Figure content listings:
<<<<

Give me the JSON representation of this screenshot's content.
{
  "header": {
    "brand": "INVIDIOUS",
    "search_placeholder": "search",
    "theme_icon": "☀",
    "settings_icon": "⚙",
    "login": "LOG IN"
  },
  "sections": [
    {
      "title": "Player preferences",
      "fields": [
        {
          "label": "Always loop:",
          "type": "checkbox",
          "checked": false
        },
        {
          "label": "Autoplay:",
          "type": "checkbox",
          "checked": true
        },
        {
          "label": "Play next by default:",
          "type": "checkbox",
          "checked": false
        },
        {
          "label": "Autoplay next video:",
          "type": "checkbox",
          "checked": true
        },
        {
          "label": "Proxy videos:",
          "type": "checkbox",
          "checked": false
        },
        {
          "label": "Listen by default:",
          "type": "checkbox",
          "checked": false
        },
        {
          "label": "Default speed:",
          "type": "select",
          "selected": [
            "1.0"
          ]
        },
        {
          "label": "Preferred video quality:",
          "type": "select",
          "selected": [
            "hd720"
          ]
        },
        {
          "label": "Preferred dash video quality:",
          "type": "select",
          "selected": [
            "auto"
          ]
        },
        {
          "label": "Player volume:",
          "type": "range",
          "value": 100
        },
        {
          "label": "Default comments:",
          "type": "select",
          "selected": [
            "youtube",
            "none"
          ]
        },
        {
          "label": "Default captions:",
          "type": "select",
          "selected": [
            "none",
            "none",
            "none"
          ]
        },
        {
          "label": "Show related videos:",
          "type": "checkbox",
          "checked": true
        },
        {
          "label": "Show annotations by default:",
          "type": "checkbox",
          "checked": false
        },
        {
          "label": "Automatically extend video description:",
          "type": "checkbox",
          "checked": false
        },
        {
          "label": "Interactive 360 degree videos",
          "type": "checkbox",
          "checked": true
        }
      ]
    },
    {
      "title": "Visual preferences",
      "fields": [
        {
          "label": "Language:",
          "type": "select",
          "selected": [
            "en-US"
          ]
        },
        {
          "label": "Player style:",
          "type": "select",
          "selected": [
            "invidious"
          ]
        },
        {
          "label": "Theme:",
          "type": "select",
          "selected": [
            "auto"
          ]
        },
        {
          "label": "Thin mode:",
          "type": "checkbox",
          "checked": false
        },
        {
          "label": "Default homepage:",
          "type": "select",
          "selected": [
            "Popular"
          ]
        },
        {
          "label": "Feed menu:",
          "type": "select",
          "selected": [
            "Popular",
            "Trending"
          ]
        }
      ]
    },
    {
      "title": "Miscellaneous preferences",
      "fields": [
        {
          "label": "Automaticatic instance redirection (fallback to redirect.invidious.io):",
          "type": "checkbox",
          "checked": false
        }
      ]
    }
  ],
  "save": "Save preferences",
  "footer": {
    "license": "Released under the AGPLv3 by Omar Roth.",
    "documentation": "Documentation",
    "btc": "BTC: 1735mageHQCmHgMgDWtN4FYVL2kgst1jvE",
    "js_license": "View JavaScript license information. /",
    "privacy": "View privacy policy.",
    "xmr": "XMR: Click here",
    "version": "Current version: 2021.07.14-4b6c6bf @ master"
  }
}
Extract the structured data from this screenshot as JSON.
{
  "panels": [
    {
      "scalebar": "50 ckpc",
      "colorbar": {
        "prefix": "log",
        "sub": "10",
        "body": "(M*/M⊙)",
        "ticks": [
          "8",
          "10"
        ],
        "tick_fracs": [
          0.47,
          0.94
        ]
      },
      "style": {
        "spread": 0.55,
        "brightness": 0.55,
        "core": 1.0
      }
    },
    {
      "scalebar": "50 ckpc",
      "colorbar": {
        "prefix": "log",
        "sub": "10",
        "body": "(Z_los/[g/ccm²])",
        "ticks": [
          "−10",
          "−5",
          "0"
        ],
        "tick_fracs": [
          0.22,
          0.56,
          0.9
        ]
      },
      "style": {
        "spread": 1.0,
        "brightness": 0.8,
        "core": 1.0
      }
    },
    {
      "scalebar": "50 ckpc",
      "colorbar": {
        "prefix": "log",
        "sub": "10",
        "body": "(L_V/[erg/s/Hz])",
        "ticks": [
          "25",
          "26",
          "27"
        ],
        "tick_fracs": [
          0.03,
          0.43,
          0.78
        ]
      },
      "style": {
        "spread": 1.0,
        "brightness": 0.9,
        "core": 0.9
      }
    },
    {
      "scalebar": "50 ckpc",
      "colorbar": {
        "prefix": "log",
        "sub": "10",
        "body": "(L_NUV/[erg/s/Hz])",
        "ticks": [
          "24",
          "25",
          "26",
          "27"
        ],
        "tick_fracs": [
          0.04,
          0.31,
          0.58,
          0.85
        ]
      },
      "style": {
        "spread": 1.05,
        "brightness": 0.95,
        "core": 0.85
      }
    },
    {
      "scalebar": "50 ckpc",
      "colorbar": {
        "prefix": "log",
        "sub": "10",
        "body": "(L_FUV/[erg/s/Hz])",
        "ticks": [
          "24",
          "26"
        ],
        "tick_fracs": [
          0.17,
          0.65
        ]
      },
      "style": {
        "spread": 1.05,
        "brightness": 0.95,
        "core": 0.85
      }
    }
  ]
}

>>>>

DESCRIPTION OF THE TASK >> Look for "Show" and pull out every line that has it.

PROBLEM SOLUTION >>
          "label": "Show related videos:",
          "label": "Show annotations by default:",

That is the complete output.